Restate every line of the material, word for word.

--------

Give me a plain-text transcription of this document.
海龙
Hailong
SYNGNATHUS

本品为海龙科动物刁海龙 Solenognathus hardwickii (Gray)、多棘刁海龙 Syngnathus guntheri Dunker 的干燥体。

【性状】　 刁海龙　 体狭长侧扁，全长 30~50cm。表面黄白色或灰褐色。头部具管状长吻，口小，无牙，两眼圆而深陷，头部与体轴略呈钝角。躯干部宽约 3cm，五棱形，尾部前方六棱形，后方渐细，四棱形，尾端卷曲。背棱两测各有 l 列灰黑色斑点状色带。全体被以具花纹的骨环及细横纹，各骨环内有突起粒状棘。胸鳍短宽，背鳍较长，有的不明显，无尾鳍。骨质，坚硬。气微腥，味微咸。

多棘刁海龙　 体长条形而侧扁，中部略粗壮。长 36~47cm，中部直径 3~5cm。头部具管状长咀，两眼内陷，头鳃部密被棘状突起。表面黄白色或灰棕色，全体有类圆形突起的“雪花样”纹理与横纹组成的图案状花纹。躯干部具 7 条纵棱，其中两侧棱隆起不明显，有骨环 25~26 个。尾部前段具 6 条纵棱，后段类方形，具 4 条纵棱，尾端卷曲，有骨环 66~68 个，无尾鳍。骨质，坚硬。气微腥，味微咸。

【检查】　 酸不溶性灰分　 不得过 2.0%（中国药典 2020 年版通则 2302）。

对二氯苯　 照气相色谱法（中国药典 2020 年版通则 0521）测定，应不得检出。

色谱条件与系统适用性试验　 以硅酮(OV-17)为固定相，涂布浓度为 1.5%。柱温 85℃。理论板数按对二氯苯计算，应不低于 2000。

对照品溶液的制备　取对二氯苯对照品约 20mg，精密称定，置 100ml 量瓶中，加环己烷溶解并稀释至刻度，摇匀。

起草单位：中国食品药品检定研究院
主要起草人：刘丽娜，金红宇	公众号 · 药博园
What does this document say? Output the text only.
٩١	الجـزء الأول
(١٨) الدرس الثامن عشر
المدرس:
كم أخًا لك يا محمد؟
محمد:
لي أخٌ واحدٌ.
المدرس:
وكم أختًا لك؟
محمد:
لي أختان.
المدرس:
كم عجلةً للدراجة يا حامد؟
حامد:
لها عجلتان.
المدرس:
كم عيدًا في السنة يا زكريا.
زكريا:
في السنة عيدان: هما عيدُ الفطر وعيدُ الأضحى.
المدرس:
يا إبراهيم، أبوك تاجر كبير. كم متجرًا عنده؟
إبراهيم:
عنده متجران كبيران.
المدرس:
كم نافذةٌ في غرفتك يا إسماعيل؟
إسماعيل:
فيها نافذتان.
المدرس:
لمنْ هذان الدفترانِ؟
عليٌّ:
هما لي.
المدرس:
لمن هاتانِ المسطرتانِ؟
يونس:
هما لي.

--------

Solution
Give me a plain-text transcription of this document.
海龙
Hailong
SYNGNATHUS

本品为海龙科动物刁海龙 Solenognathus hardwickii (Gray)、多棘刁海龙 Syngnathus guntheri Dunker 的干燥体。

【性状】　 刁海龙　 体狭长侧扁，全长 30~50cm。表面黄白色或灰褐色。头部具管状长吻，口小，无牙，两眼圆而深陷，头部与体轴略呈钝角。躯干部宽约 3cm，五棱形，尾部前方六棱形，后方渐细，四棱形，尾端卷曲。背棱两测各有 l 列灰黑色斑点状色带。全体被以具花纹的骨环及细横纹，各骨环内有突起粒状棘。胸鳍短宽，背鳍较长，有的不明显，无尾鳍。骨质，坚硬。气微腥，味微咸。

多棘刁海龙　 体长条形而侧扁，中部略粗壮。长 36~47cm，中部直径 3~5cm。头部具管状长咀，两眼内陷，头鳃部密被棘状突起。表面黄白色或灰棕色，全体有类圆形突起的“雪花样”纹理与横纹组成的图案状花纹。躯干部具 7 条纵棱，其中两侧棱隆起不明显，有骨环 25~26 个。尾部前段具 6 条纵棱，后段类方形，具 4 条纵棱，尾端卷曲，有骨环 66~68 个，无尾鳍。骨质，坚硬。气微腥，味微咸。

【检查】　 酸不溶性灰分　 不得过 2.0%（中国药典 2020 年版通则 2302）。

对二氯苯　 照气相色谱法（中国药典 2020 年版通则 0521）测定，应不得检出。

色谱条件与系统适用性试验　 以硅酮(OV-17)为固定相，涂布浓度为 1.5%。柱温 85℃。理论板数按对二氯苯计算，应不低于 2000。

对照品溶液的制备　取对二氯苯对照品约 20mg，精密称定，置 100ml 量瓶中，加环己烷溶解并稀释至刻度，摇匀。

起草单位：中国食品药品检定研究院
主要起草人：刘丽娜，金红宇	公众号 · 药博园
What does this document say? Output the text only.
٩١	الجـزء الأول
(١٨) الدرس الثامن عشر
المدرس:
كم أخًا لك يا محمد؟
محمد:
لي أخٌ واحدٌ.
المدرس:
وكم أختًا لك؟
محمد:
لي أختان.
المدرس:
كم عجلةً للدراجة يا حامد؟
حامد:
لها عجلتان.
المدرس:
كم عيدًا في السنة يا زكريا.
زكريا:
في السنة عيدان: هما عيدُ الفطر وعيدُ الأضحى.
المدرس:
يا إبراهيم، أبوك تاجر كبير. كم متجرًا عنده؟
إبراهيم:
عنده متجران كبيران.
المدرس:
كم نافذةٌ في غرفتك يا إسماعيل؟
إسماعيل:
فيها نافذتان.
المدرس:
لمنْ هذان الدفترانِ؟
عليٌّ:
هما لي.
المدرس:
لمن هاتانِ المسطرتانِ؟
يونس:
هما لي.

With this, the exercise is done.